_Written problem:_ The entries below should be quoted exactly, with no pictures carried over.

_Records provided:_
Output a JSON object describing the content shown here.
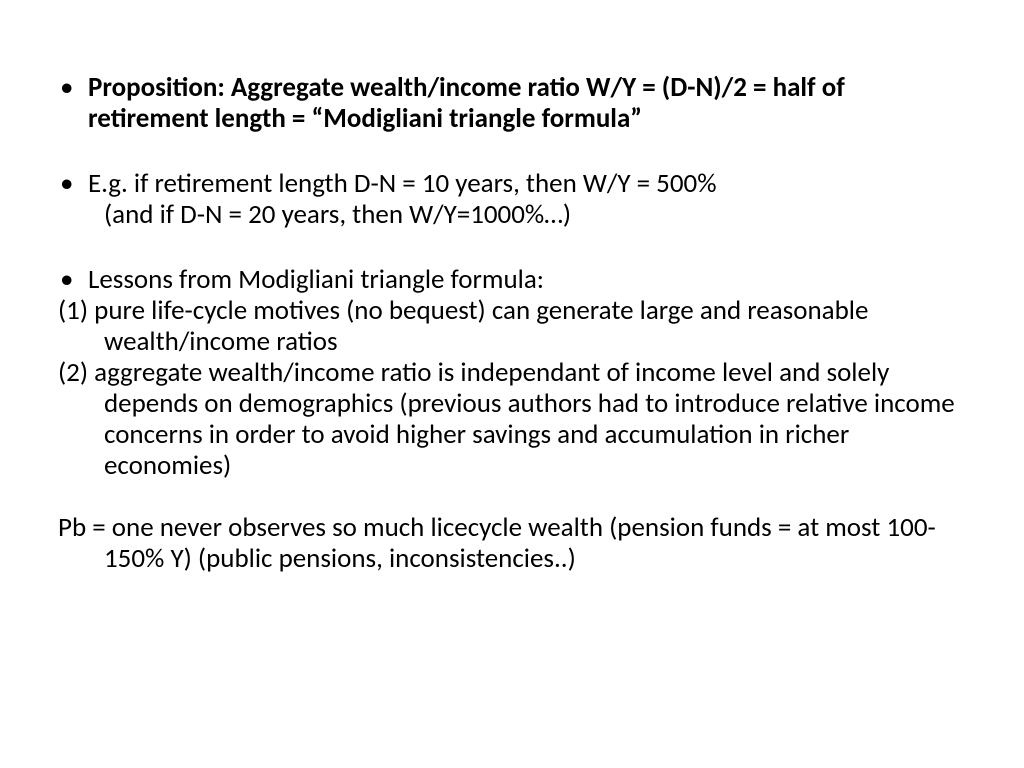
{
  "slide": {
    "font_family": "Calibri",
    "font_size_pt": 20,
    "text_color": "#000000",
    "background_color": "#ffffff",
    "bullet_char": "•",
    "items": {
      "proposition": "Proposition: Aggregate wealth/income ratio W/Y = (D-N)/2 = half of retirement length = “Modigliani triangle formula”",
      "example_line1": "E.g. if retirement length D-N = 10 years, then W/Y = 500%",
      "example_line2": "(and if D-N = 20 years, then W/Y=1000%…)",
      "lessons_header": "Lessons from Modigliani triangle formula:",
      "lesson1": "(1) pure life-cycle motives (no bequest) can generate large and reasonable wealth/income ratios",
      "lesson2": "(2) aggregate wealth/income ratio is independant of income level and solely depends on demographics (previous authors had to introduce relative income concerns in order to avoid higher savings and accumulation in richer economies)",
      "pb": "Pb = one never observes so much licecycle wealth (pension funds = at most 100-150% Y) (public pensions, inconsistencies..)"
    }
  }
}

_Written answer:_
Output a JSON object describing the content shown here.
{
  "slide": {
    "font_family": "Calibri",
    "font_size_pt": 20,
    "text_color": "#000000",
    "background_color": "#ffffff",
    "bullet_char": "•",
    "items": {
      "proposition": "Proposition: Aggregate wealth/income ratio W/Y = (D-N)/2 = half of retirement length = “Modigliani triangle formula”",
      "example_line1": "E.g. if retirement length D-N = 10 years, then W/Y = 500%",
      "example_line2": "(and if D-N = 20 years, then W/Y=1000%…)",
      "lessons_header": "Lessons from Modigliani triangle formula:",
      "lesson1": "(1) pure life-cycle motives (no bequest) can generate large and reasonable wealth/income ratios",
      "lesson2": "(2) aggregate wealth/income ratio is independant of income level and solely depends on demographics (previous authors had to introduce relative income concerns in order to avoid higher savings and accumulation in richer economies)",
      "pb": "Pb = one never observes so much licecycle wealth (pension funds = at most 100-150% Y) (public pensions, inconsistencies..)"
    }
  }
}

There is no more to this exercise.